+++ The input +++

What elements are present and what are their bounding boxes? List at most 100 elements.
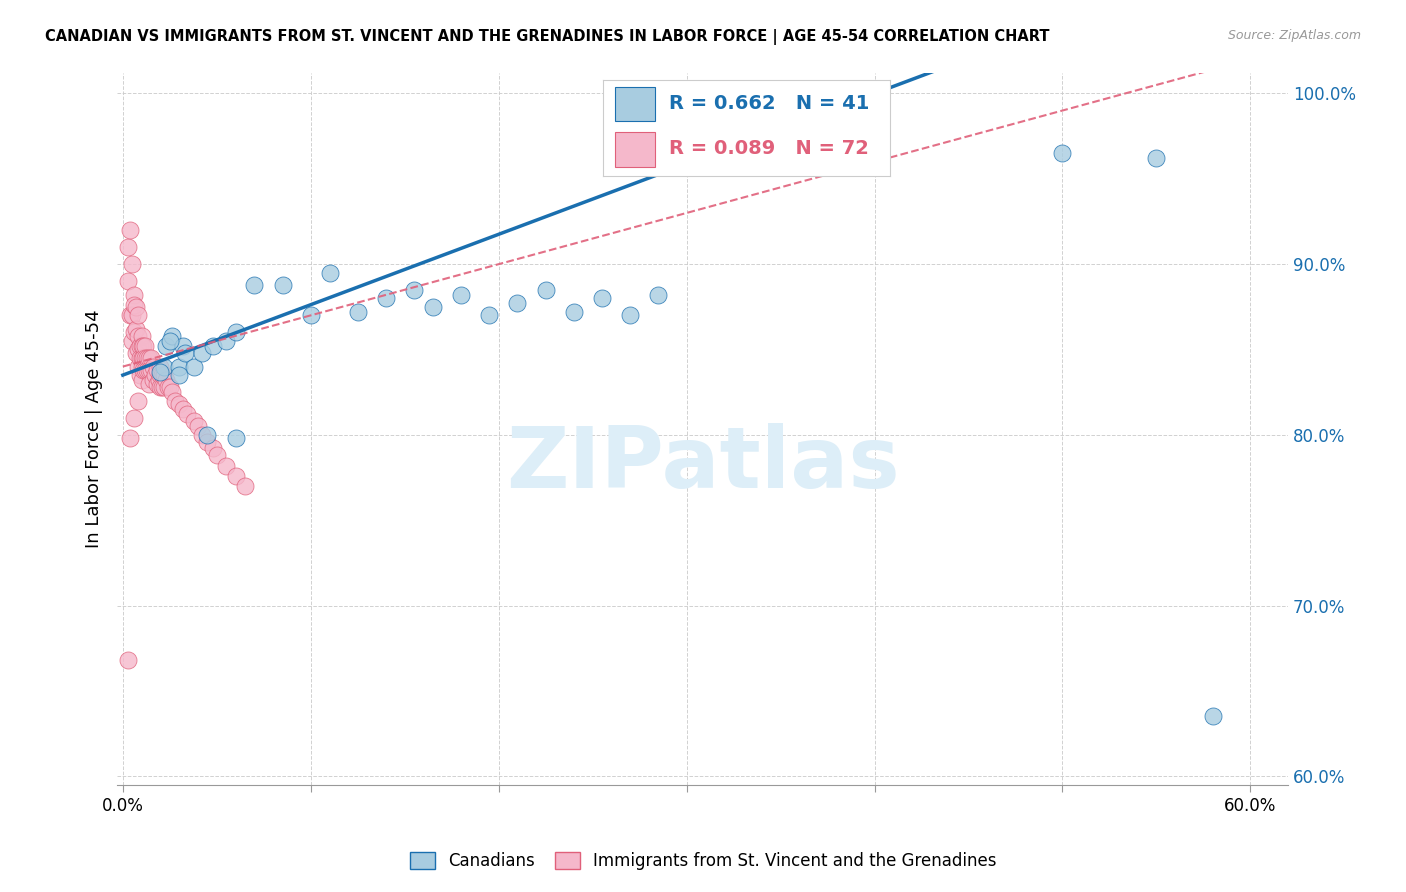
Point: [122, 298, 145, 312]
Point: [205, 448, 228, 462]
Point: [131, 359, 153, 374]
Point: [148, 373, 170, 387]
Point: [172, 339, 194, 353]
Point: [202, 442, 225, 456]
Point: [122, 410, 145, 425]
Point: [176, 408, 198, 422]
Point: [1146, 151, 1168, 165]
Point: [159, 334, 181, 348]
Point: [160, 329, 183, 343]
Point: [675, 154, 697, 169]
Point: [647, 288, 669, 302]
Point: [127, 309, 149, 323]
Point: [1052, 146, 1074, 161]
Point: [506, 296, 529, 310]
Point: [131, 329, 153, 343]
Legend: Canadians, Immigrants from St. Vincent and the Grenadines: Canadians, Immigrants from St. Vincent a…: [404, 845, 1002, 877]
Point: [478, 309, 501, 323]
Point: [125, 300, 148, 314]
Point: [121, 257, 143, 271]
Point: [145, 376, 167, 391]
Point: [825, 151, 848, 165]
Point: [202, 339, 225, 353]
Point: [172, 402, 194, 417]
Point: [131, 351, 153, 365]
Point: [149, 359, 172, 374]
Point: [127, 329, 149, 343]
Point: [122, 288, 145, 302]
Y-axis label: In Labor Force | Age 45-54: In Labor Force | Age 45-54: [86, 310, 103, 549]
Point: [142, 373, 165, 387]
Point: [233, 479, 256, 493]
Point: [150, 380, 173, 394]
Point: [136, 351, 159, 365]
Point: [134, 351, 156, 365]
Point: [120, 309, 142, 323]
Point: [190, 427, 212, 442]
Point: [127, 359, 149, 374]
Point: [134, 363, 156, 377]
Point: [619, 309, 641, 323]
Point: [165, 393, 187, 408]
Point: [159, 380, 181, 394]
Point: [127, 343, 149, 357]
Point: [271, 277, 294, 292]
Point: [138, 363, 160, 377]
Point: [125, 346, 148, 360]
Point: [149, 365, 172, 379]
Point: [143, 368, 166, 383]
Point: [150, 368, 173, 383]
Point: [215, 458, 238, 473]
Text: CANADIAN VS IMMIGRANTS FROM ST. VINCENT AND THE GRENADINES IN LABOR FORCE | AGE : CANADIAN VS IMMIGRANTS FROM ST. VINCENT …: [45, 29, 1049, 45]
Point: [153, 380, 176, 394]
Point: [225, 326, 247, 340]
Point: [167, 368, 190, 383]
Point: [167, 359, 190, 374]
Point: [128, 368, 150, 383]
Point: [190, 346, 212, 360]
Point: [591, 291, 613, 305]
Point: [117, 274, 139, 288]
Point: [155, 373, 177, 387]
Point: [299, 309, 322, 323]
Point: [139, 351, 162, 365]
Point: [318, 266, 340, 280]
Point: [128, 351, 150, 365]
Point: [125, 322, 148, 336]
Point: [167, 397, 190, 411]
Point: [120, 431, 142, 445]
Point: [346, 305, 368, 319]
Point: [122, 326, 145, 340]
Text: Source: ZipAtlas.com: Source: ZipAtlas.com: [1227, 29, 1361, 42]
Point: [127, 393, 149, 408]
Point: [128, 339, 150, 353]
Point: [155, 339, 177, 353]
Point: [121, 309, 143, 323]
Point: [139, 363, 162, 377]
Point: [422, 300, 444, 314]
Point: [149, 368, 172, 383]
Point: [450, 288, 472, 302]
Point: [404, 283, 426, 297]
Point: [132, 363, 155, 377]
Point: [225, 468, 247, 483]
Point: [153, 368, 176, 383]
Point: [197, 427, 219, 442]
Point: [142, 359, 165, 374]
Point: [225, 431, 247, 445]
Point: [131, 373, 153, 387]
Point: [243, 277, 266, 292]
Point: [132, 351, 155, 365]
Point: [1202, 709, 1225, 723]
Point: [131, 339, 153, 353]
Point: [534, 283, 557, 297]
Point: [863, 153, 886, 167]
Point: [156, 380, 179, 394]
Point: [183, 414, 205, 428]
Point: [197, 434, 219, 449]
Point: [183, 359, 205, 374]
Point: [187, 419, 209, 434]
Point: [160, 385, 183, 400]
Point: [145, 363, 167, 377]
Point: [120, 223, 142, 237]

+++

Task goal: Please copy the listing again, changing every "Point" to "Marker" and keeping everything else the same. Leave the pictures out.

Result:
What elements are present and what are their bounding boxes? List at most 100 elements.
Marker: [122, 298, 145, 312]
Marker: [205, 448, 228, 462]
Marker: [131, 359, 153, 374]
Marker: [148, 373, 170, 387]
Marker: [172, 339, 194, 353]
Marker: [202, 442, 225, 456]
Marker: [122, 410, 145, 425]
Marker: [176, 408, 198, 422]
Marker: [1146, 151, 1168, 165]
Marker: [159, 334, 181, 348]
Marker: [160, 329, 183, 343]
Marker: [675, 154, 697, 169]
Marker: [647, 288, 669, 302]
Marker: [127, 309, 149, 323]
Marker: [1052, 146, 1074, 161]
Marker: [506, 296, 529, 310]
Marker: [131, 329, 153, 343]
Legend: Canadians, Immigrants from St. Vincent and the Grenadines: Canadians, Immigrants from St. Vincent a…: [404, 845, 1002, 877]
Marker: [478, 309, 501, 323]
Marker: [125, 300, 148, 314]
Marker: [121, 257, 143, 271]
Marker: [145, 376, 167, 391]
Marker: [825, 151, 848, 165]
Marker: [202, 339, 225, 353]
Marker: [172, 402, 194, 417]
Marker: [131, 351, 153, 365]
Marker: [149, 359, 172, 374]
Marker: [127, 329, 149, 343]
Marker: [122, 288, 145, 302]
Y-axis label: In Labor Force | Age 45-54: In Labor Force | Age 45-54: [86, 310, 103, 549]
Marker: [142, 373, 165, 387]
Marker: [233, 479, 256, 493]
Marker: [150, 380, 173, 394]
Marker: [136, 351, 159, 365]
Marker: [134, 351, 156, 365]
Marker: [120, 309, 142, 323]
Marker: [190, 427, 212, 442]
Marker: [127, 359, 149, 374]
Marker: [134, 363, 156, 377]
Marker: [619, 309, 641, 323]
Marker: [165, 393, 187, 408]
Marker: [159, 380, 181, 394]
Marker: [127, 343, 149, 357]
Marker: [271, 277, 294, 292]
Marker: [138, 363, 160, 377]
Marker: [125, 346, 148, 360]
Marker: [149, 365, 172, 379]
Marker: [143, 368, 166, 383]
Marker: [150, 368, 173, 383]
Marker: [215, 458, 238, 473]
Text: CANADIAN VS IMMIGRANTS FROM ST. VINCENT AND THE GRENADINES IN LABOR FORCE | AGE : CANADIAN VS IMMIGRANTS FROM ST. VINCENT …: [45, 29, 1049, 45]
Marker: [153, 380, 176, 394]
Marker: [225, 326, 247, 340]
Marker: [167, 368, 190, 383]
Marker: [167, 359, 190, 374]
Marker: [128, 368, 150, 383]
Marker: [190, 346, 212, 360]
Marker: [591, 291, 613, 305]
Marker: [117, 274, 139, 288]
Marker: [155, 373, 177, 387]
Marker: [299, 309, 322, 323]
Marker: [139, 351, 162, 365]
Marker: [318, 266, 340, 280]
Marker: [128, 351, 150, 365]
Marker: [125, 322, 148, 336]
Marker: [167, 397, 190, 411]
Marker: [120, 431, 142, 445]
Marker: [346, 305, 368, 319]
Marker: [122, 326, 145, 340]
Text: Source: ZipAtlas.com: Source: ZipAtlas.com: [1227, 29, 1361, 42]
Marker: [127, 393, 149, 408]
Marker: [128, 339, 150, 353]
Marker: [155, 339, 177, 353]
Marker: [121, 309, 143, 323]
Marker: [139, 363, 162, 377]
Marker: [422, 300, 444, 314]
Marker: [149, 368, 172, 383]
Marker: [450, 288, 472, 302]
Marker: [404, 283, 426, 297]
Marker: [132, 363, 155, 377]
Marker: [225, 468, 247, 483]
Marker: [153, 368, 176, 383]
Marker: [197, 427, 219, 442]
Marker: [142, 359, 165, 374]
Marker: [225, 431, 247, 445]
Marker: [131, 373, 153, 387]
Marker: [243, 277, 266, 292]
Marker: [132, 351, 155, 365]
Marker: [1202, 709, 1225, 723]
Marker: [131, 339, 153, 353]
Marker: [534, 283, 557, 297]
Marker: [863, 153, 886, 167]
Marker: [156, 380, 179, 394]
Marker: [183, 414, 205, 428]
Marker: [197, 434, 219, 449]
Marker: [183, 359, 205, 374]
Marker: [187, 419, 209, 434]
Marker: [160, 385, 183, 400]
Marker: [145, 363, 167, 377]
Marker: [120, 223, 142, 237]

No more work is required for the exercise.